Dataset entries on figures:
--------------------
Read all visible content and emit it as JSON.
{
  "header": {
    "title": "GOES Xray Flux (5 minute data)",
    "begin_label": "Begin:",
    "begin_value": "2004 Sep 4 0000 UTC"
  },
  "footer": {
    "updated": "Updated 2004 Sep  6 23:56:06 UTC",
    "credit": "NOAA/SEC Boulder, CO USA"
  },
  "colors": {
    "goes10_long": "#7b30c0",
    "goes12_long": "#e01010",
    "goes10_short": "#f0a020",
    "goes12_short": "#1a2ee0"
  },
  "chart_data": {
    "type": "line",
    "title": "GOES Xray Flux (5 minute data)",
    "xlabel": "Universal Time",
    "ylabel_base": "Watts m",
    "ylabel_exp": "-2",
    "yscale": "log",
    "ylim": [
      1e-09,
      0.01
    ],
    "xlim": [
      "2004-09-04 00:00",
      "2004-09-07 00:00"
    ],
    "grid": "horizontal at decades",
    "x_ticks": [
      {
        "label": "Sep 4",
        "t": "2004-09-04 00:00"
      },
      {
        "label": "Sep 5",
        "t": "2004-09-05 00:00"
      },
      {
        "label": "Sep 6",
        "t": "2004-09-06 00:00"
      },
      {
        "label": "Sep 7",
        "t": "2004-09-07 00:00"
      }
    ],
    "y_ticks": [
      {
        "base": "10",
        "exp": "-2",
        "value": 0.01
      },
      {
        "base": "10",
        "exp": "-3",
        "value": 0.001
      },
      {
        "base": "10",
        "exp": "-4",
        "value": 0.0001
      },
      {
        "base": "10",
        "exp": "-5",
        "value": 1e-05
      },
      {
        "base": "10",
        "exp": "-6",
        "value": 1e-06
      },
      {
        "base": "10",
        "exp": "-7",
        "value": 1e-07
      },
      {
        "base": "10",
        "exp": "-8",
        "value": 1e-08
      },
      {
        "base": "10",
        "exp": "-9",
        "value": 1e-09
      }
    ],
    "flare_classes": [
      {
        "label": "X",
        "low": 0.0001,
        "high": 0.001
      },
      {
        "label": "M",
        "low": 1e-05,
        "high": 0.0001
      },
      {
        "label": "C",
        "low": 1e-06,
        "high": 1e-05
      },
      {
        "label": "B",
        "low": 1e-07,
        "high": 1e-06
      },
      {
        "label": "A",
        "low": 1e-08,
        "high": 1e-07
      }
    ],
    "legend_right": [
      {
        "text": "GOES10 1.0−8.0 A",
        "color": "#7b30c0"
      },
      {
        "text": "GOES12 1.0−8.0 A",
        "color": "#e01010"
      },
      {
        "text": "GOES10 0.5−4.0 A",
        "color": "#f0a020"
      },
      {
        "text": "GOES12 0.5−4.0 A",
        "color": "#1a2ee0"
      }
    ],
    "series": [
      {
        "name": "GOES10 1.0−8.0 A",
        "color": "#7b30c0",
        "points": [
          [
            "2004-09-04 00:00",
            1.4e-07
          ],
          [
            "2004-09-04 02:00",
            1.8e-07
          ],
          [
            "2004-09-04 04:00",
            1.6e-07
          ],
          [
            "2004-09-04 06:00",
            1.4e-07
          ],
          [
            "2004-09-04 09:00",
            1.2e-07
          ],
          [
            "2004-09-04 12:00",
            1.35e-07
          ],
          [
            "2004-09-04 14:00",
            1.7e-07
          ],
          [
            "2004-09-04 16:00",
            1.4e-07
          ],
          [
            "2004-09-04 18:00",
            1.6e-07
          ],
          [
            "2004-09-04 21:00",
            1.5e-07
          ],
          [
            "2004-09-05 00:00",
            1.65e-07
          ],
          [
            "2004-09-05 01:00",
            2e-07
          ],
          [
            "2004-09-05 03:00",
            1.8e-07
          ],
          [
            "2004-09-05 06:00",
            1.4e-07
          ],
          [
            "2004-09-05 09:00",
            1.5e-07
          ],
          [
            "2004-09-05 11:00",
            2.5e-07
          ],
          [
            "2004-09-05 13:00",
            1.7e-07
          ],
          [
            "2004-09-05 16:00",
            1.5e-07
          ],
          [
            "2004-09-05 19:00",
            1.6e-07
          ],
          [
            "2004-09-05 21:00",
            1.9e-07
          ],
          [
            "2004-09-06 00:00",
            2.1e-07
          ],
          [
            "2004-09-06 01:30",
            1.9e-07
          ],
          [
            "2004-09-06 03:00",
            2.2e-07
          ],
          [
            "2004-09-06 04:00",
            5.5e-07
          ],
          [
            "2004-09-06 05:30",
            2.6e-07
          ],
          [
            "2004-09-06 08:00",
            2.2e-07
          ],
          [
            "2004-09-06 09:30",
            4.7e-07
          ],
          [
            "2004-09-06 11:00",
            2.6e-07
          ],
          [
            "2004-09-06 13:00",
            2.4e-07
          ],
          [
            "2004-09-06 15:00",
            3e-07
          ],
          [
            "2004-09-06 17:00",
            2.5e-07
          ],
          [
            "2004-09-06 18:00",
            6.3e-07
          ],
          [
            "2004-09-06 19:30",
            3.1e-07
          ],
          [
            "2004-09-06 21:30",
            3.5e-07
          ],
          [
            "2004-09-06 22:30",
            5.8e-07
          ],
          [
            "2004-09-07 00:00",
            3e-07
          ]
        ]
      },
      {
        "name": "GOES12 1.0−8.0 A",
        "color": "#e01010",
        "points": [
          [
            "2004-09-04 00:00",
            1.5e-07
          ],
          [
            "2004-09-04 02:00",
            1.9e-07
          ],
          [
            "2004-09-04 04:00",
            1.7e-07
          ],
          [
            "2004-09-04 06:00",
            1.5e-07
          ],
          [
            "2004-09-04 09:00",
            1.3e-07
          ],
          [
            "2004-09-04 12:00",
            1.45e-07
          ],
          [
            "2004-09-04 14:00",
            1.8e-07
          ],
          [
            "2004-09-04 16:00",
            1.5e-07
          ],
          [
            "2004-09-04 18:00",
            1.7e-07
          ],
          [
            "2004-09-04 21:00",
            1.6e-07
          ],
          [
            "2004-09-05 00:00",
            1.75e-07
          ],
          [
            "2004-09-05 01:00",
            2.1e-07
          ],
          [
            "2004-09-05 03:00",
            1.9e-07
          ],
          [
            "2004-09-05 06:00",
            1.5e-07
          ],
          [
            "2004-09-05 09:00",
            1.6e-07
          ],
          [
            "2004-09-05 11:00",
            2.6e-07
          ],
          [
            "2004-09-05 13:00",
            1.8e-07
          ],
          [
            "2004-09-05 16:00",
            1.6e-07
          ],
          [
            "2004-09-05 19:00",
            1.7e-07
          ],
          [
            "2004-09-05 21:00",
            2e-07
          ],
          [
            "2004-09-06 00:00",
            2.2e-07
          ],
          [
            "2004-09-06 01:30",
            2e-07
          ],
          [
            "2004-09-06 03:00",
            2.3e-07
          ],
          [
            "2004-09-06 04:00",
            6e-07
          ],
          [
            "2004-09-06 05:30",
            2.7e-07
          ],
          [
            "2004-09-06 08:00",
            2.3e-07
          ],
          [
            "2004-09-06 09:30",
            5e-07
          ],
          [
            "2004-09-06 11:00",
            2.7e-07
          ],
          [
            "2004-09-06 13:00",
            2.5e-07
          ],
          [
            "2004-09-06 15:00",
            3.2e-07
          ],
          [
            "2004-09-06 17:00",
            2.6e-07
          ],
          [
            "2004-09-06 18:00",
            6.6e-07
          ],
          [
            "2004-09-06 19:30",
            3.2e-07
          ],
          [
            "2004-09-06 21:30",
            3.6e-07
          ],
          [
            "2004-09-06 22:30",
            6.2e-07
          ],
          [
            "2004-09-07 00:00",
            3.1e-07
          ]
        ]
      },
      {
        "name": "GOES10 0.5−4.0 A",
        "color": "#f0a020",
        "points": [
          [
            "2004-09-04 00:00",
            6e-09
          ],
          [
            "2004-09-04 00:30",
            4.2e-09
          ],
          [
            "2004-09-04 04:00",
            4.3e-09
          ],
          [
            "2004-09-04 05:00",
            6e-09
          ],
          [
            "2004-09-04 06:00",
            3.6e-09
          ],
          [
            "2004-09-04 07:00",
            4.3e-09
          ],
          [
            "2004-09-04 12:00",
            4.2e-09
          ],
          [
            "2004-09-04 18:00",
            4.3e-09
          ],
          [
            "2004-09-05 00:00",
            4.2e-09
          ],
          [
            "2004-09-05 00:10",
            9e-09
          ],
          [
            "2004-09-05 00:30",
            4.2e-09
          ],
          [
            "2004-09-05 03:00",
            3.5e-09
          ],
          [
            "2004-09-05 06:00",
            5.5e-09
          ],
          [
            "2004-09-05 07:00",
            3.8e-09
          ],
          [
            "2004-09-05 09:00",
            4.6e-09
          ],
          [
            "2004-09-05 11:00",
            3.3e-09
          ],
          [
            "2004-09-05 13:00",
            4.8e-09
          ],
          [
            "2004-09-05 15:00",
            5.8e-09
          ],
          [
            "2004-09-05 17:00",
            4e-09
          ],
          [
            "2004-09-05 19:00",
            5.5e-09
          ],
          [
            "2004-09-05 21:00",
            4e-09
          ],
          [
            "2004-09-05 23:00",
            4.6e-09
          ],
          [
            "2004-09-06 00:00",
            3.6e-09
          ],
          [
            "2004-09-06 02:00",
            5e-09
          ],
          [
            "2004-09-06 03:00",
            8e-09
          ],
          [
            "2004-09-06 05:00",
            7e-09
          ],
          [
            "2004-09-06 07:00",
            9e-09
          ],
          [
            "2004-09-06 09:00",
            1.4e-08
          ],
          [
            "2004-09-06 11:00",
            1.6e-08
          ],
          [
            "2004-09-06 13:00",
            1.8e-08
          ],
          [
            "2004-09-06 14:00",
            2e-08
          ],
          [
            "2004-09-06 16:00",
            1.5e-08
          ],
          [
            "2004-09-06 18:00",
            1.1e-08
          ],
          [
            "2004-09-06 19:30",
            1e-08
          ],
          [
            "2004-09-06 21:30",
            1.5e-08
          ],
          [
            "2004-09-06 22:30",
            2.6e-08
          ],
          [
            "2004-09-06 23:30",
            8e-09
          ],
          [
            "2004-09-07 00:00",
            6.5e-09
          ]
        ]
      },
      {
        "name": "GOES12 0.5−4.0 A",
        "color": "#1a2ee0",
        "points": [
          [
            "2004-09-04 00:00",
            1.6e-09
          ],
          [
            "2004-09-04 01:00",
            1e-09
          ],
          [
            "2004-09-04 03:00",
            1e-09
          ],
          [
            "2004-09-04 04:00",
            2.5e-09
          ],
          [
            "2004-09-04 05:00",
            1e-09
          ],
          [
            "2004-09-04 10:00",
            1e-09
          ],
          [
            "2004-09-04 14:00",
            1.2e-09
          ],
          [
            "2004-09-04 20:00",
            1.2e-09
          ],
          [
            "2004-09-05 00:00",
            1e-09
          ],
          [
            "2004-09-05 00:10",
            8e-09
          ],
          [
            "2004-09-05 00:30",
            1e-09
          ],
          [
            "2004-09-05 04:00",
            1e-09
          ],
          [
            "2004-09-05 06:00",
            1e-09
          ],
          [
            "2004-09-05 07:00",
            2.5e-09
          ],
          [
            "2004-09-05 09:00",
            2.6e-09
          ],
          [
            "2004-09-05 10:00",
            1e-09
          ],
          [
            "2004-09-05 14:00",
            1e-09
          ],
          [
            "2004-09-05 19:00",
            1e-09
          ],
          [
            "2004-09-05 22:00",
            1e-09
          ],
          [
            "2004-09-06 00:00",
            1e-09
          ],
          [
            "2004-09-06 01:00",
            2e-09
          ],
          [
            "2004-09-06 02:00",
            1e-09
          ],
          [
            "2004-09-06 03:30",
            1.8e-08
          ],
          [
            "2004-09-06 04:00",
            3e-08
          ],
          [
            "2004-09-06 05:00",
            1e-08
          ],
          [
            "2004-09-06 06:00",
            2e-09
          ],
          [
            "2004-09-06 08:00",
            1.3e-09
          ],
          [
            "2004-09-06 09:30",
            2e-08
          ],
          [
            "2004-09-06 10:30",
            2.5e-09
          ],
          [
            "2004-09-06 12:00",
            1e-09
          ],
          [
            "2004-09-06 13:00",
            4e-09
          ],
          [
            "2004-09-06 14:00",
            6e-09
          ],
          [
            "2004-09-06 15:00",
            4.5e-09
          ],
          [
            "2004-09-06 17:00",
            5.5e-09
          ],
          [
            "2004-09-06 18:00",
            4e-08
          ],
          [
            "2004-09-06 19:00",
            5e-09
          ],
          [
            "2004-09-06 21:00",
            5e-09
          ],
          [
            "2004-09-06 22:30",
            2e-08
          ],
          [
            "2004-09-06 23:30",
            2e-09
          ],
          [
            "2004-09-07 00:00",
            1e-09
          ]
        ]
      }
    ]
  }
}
--------------------
EXERCISE DETAILS
From the data above, copy each line that has the string "text".

ANSWER
        "text": "GOES10 1.0−8.0 A",
        "text": "GOES12 1.0−8.0 A",
        "text": "GOES10 0.5−4.0 A",
        "text": "GOES12 0.5−4.0 A",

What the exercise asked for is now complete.